> [WHAT NEEDS TO BE DONE] Write the number of lines holding the word "monde", and nothing else.

> [MATERIAL SUPPLIED]
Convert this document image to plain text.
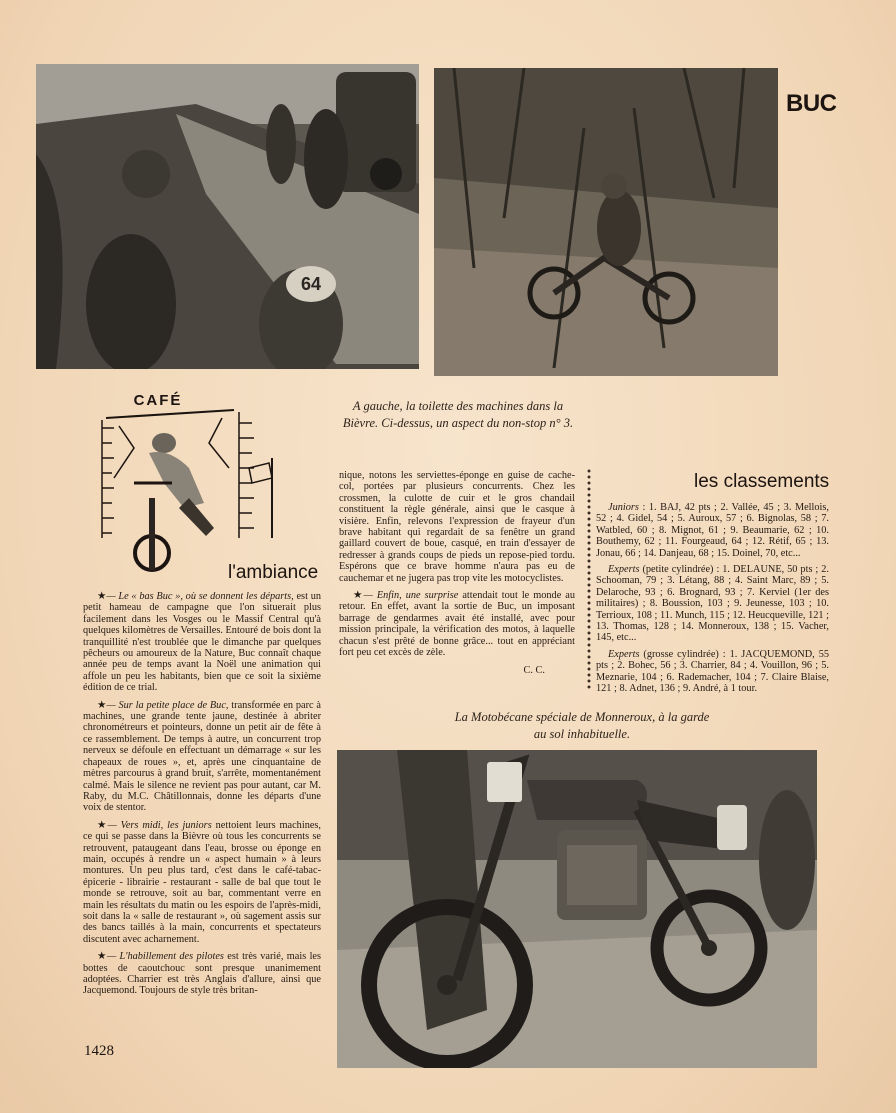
64
BUC
A gauche, la toilette des machines dans la Bièvre. Ci-dessus, un aspect du non-stop n° 3.
CAFÉ
l'ambiance

★— Le « bas Buc », où se donnent les départs, est un petit hameau de campagne que l'on situerait plus facilement dans les Vosges ou le Massif Central qu'à quelques kilomètres de Versailles. Entouré de bois dont la tranquillité n'est troublée que le dimanche par quelques pêcheurs ou amoureux de la Nature, Buc connaît chaque année peu de temps avant la Noël une animation qui affole un peu les habitants, bien que ce soit la sixième édition de ce trial.

★— Sur la petite place de Buc, transformée en parc à machines, une grande tente jaune, destinée à abriter chronométreurs et pointeurs, donne un petit air de fête à ce rassemblement. De temps à autre, un concurrent trop nerveux se défoule en effectuant un démarrage « sur les chapeaux de roues », et, après une cinquantaine de mètres parcourus à grand bruit, s'arrête, momentanément calmé. Mais le silence ne revient pas pour autant, car M. Raby, du M.C. Châtillonnais, donne les départs d'une voix de stentor.

★— Vers midi, les juniors nettoient leurs machines, ce qui se passe dans la Bièvre où tous les concurrents se retrouvent, pataugeant dans l'eau, brosse ou éponge en main, occupés à rendre un « aspect humain » à leurs montures. Un peu plus tard, c'est dans le café-tabac-épicerie - librairie - restaurant - salle de bal que tout le monde se retrouve, soit au bar, commentant verre en main les résultats du matin ou les espoirs de l'après-midi, soit dans la « salle de restaurant », où sagement assis sur des bancs taillés à la main, concurrents et spectateurs discutent avec acharnement.

★— L'habillement des pilotes est très varié, mais les bottes de caoutchouc sont presque unanimement adoptées. Charrier est très Anglais d'allure, ainsi que Jacquemond. Toujours de style très britan-

nique, notons les serviettes-éponge en guise de cache-col, portées par plusieurs concurrents. Chez les crossmen, la culotte de cuir et le gros chandail constituent la règle générale, ainsi que le casque à visière. Enfin, relevons l'expression de frayeur d'un brave habitant qui regardait de sa fenêtre un grand gaillard couvert de boue, casqué, en train d'essayer de redresser à grands coups de pieds un repose-pied tordu. Espérons que ce brave homme n'aura pas eu de cauchemar et ne jugera pas trop vite les motocyclistes.

★— Enfin, une surprise attendait tout le monde au retour. En effet, avant la sortie de Buc, un imposant barrage de gendarmes avait été installé, avec pour mission principale, la vérification des motos, à laquelle chacun s'est prêté de bonne grâce... tout en appréciant fort peu cet excès de zèle.

C. C.

les classements

Juniors : 1. BAJ, 42 pts ; 2. Vallée, 45 ; 3. Mellois, 52 ; 4. Gidel, 54 ; 5. Auroux, 57 ; 6. Bignolas, 58 ; 7. Watbled, 60 ; 8. Mignot, 61 ; 9. Beaumarie, 62 ; 10. Bouthemy, 62 ; 11. Fourgeaud, 64 ; 12. Rétif, 65 ; 13. Jonau, 66 ; 14. Danjeau, 68 ; 15. Doinel, 70, etc...

Experts (petite cylindrée) : 1. DELAUNE, 50 pts ; 2. Schooman, 79 ; 3. Létang, 88 ; 4. Saint Marc, 89 ; 5. Delaroche, 93 ; 6. Brognard, 93 ; 7. Kerviel (1er des militaires) ; 8. Boussion, 103 ; 9. Jeunesse, 103 ; 10. Terrioux, 108 ; 11. Munch, 115 ; 12. Heucqueville, 121 ; 13. Thomas, 128 ; 14. Monneroux, 138 ; 15. Vacher, 145, etc...

Experts (grosse cylindrée) : 1. JACQUEMOND, 55 pts ; 2. Bohec, 56 ; 3. Charrier, 84 ; 4. Vouillon, 96 ; 5. Meznarie, 104 ; 6. Rademacher, 104 ; 7. Claire Blaise, 121 ; 8. Adnet, 136 ; 9. André, à 1 tour.

La Motobécane spéciale de Monneroux, à la garde au sol inhabituelle.
1428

> [RESULT OF THE EXERCISE] 2